Every line of the material below must be repeated exactly.
**** RECORDS ****
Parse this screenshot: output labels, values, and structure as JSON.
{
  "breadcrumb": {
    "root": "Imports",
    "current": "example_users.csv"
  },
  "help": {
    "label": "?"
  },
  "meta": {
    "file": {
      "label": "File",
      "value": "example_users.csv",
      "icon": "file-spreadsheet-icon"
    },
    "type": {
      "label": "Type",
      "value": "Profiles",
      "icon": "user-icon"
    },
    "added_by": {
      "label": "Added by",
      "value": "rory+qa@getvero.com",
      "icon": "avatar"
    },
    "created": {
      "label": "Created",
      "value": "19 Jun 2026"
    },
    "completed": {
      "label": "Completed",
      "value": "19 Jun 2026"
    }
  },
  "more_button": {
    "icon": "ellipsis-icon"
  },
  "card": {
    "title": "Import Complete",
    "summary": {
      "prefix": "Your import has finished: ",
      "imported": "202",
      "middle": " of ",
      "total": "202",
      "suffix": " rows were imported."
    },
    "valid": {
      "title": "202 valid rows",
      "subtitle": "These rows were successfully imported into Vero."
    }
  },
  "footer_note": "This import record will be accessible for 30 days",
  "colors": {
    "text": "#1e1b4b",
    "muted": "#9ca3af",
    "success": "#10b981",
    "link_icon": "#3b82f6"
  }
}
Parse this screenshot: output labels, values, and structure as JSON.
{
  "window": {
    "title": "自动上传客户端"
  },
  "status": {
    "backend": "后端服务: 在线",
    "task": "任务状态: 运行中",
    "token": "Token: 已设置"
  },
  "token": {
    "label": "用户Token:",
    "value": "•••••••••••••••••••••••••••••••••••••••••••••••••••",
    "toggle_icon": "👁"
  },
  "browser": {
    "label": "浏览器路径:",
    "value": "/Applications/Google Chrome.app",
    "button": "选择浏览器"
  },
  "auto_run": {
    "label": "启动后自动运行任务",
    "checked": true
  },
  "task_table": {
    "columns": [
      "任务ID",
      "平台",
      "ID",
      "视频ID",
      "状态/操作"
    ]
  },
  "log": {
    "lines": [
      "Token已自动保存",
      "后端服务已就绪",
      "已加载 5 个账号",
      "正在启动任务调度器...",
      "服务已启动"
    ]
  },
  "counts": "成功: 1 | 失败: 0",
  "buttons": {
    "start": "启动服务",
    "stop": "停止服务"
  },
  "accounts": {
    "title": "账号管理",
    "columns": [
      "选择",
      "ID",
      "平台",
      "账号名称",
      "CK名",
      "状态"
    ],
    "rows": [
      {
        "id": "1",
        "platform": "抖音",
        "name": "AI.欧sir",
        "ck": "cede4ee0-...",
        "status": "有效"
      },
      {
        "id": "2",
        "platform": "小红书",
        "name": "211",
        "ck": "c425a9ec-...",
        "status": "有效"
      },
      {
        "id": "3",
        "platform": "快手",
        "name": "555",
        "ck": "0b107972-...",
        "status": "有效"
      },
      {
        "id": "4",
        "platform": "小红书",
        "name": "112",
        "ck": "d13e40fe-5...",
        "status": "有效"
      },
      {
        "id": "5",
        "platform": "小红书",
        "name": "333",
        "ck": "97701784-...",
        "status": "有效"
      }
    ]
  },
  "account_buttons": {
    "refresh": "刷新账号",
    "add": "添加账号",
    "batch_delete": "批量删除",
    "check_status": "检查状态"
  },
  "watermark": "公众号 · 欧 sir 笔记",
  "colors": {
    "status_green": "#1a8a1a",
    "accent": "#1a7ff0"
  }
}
****
#### [FINISHED EXERCISE]
Parse this screenshot: output labels, values, and structure as JSON.
{
  "breadcrumb": {
    "root": "Imports",
    "current": "example_users.csv"
  },
  "help": {
    "label": "?"
  },
  "meta": {
    "file": {
      "label": "File",
      "value": "example_users.csv",
      "icon": "file-spreadsheet-icon"
    },
    "type": {
      "label": "Type",
      "value": "Profiles",
      "icon": "user-icon"
    },
    "added_by": {
      "label": "Added by",
      "value": "rory+qa@getvero.com",
      "icon": "avatar"
    },
    "created": {
      "label": "Created",
      "value": "19 Jun 2026"
    },
    "completed": {
      "label": "Completed",
      "value": "19 Jun 2026"
    }
  },
  "more_button": {
    "icon": "ellipsis-icon"
  },
  "card": {
    "title": "Import Complete",
    "summary": {
      "prefix": "Your import has finished: ",
      "imported": "202",
      "middle": " of ",
      "total": "202",
      "suffix": " rows were imported."
    },
    "valid": {
      "title": "202 valid rows",
      "subtitle": "These rows were successfully imported into Vero."
    }
  },
  "footer_note": "This import record will be accessible for 30 days",
  "colors": {
    "text": "#1e1b4b",
    "muted": "#9ca3af",
    "success": "#10b981",
    "link_icon": "#3b82f6"
  }
}
Parse this screenshot: output labels, values, and structure as JSON.
{
  "window": {
    "title": "自动上传客户端"
  },
  "status": {
    "backend": "后端服务: 在线",
    "task": "任务状态: 运行中",
    "token": "Token: 已设置"
  },
  "token": {
    "label": "用户Token:",
    "value": "•••••••••••••••••••••••••••••••••••••••••••••••••••",
    "toggle_icon": "👁"
  },
  "browser": {
    "label": "浏览器路径:",
    "value": "/Applications/Google Chrome.app",
    "button": "选择浏览器"
  },
  "auto_run": {
    "label": "启动后自动运行任务",
    "checked": true
  },
  "task_table": {
    "columns": [
      "任务ID",
      "平台",
      "ID",
      "视频ID",
      "状态/操作"
    ]
  },
  "log": {
    "lines": [
      "Token已自动保存",
      "后端服务已就绪",
      "已加载 5 个账号",
      "正在启动任务调度器...",
      "服务已启动"
    ]
  },
  "counts": "成功: 1 | 失败: 0",
  "buttons": {
    "start": "启动服务",
    "stop": "停止服务"
  },
  "accounts": {
    "title": "账号管理",
    "columns": [
      "选择",
      "ID",
      "平台",
      "账号名称",
      "CK名",
      "状态"
    ],
    "rows": [
      {
        "id": "1",
        "platform": "抖音",
        "name": "AI.欧sir",
        "ck": "cede4ee0-...",
        "status": "有效"
      },
      {
        "id": "2",
        "platform": "小红书",
        "name": "211",
        "ck": "c425a9ec-...",
        "status": "有效"
      },
      {
        "id": "3",
        "platform": "快手",
        "name": "555",
        "ck": "0b107972-...",
        "status": "有效"
      },
      {
        "id": "4",
        "platform": "小红书",
        "name": "112",
        "ck": "d13e40fe-5...",
        "status": "有效"
      },
      {
        "id": "5",
        "platform": "小红书",
        "name": "333",
        "ck": "97701784-...",
        "status": "有效"
      }
    ]
  },
  "account_buttons": {
    "refresh": "刷新账号",
    "add": "添加账号",
    "batch_delete": "批量删除",
    "check_status": "检查状态"
  },
  "watermark": "公众号 · 欧 sir 笔记",
  "colors": {
    "status_green": "#1a8a1a",
    "accent": "#1a7ff0"
  }
}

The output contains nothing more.